**WORK TASK**
Every entry below needs to be copied exactly.

━━━

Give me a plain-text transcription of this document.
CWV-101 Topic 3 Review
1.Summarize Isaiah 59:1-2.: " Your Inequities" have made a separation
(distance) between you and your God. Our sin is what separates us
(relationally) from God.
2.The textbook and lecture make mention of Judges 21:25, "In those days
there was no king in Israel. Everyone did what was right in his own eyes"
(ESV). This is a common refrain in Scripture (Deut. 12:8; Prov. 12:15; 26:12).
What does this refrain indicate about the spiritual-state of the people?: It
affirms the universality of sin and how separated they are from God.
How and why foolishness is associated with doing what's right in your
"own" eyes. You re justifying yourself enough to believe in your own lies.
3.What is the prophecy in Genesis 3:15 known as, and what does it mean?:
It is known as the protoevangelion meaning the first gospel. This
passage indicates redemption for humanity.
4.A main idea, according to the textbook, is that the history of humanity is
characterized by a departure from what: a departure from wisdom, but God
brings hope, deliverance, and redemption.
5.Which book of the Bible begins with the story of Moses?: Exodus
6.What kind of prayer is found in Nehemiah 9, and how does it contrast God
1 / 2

━━━

**COMPLETED TASK**
Give me a plain-text transcription of this document.
CWV-101 Topic 3 Review
1.Summarize Isaiah 59:1-2.: " Your Inequities" have made a separation
(distance) between you and your God. Our sin is what separates us
(relationally) from God.
2.The textbook and lecture make mention of Judges 21:25, "In those days
there was no king in Israel. Everyone did what was right in his own eyes"
(ESV). This is a common refrain in Scripture (Deut. 12:8; Prov. 12:15; 26:12).
What does this refrain indicate about the spiritual-state of the people?: It
affirms the universality of sin and how separated they are from God.
How and why foolishness is associated with doing what's right in your
"own" eyes. You re justifying yourself enough to believe in your own lies.
3.What is the prophecy in Genesis 3:15 known as, and what does it mean?:
It is known as the protoevangelion meaning the first gospel. This
passage indicates redemption for humanity.
4.A main idea, according to the textbook, is that the history of humanity is
characterized by a departure from what: a departure from wisdom, but God
brings hope, deliverance, and redemption.
5.Which book of the Bible begins with the story of Moses?: Exodus
6.What kind of prayer is found in Nehemiah 9, and how does it contrast God
1 / 2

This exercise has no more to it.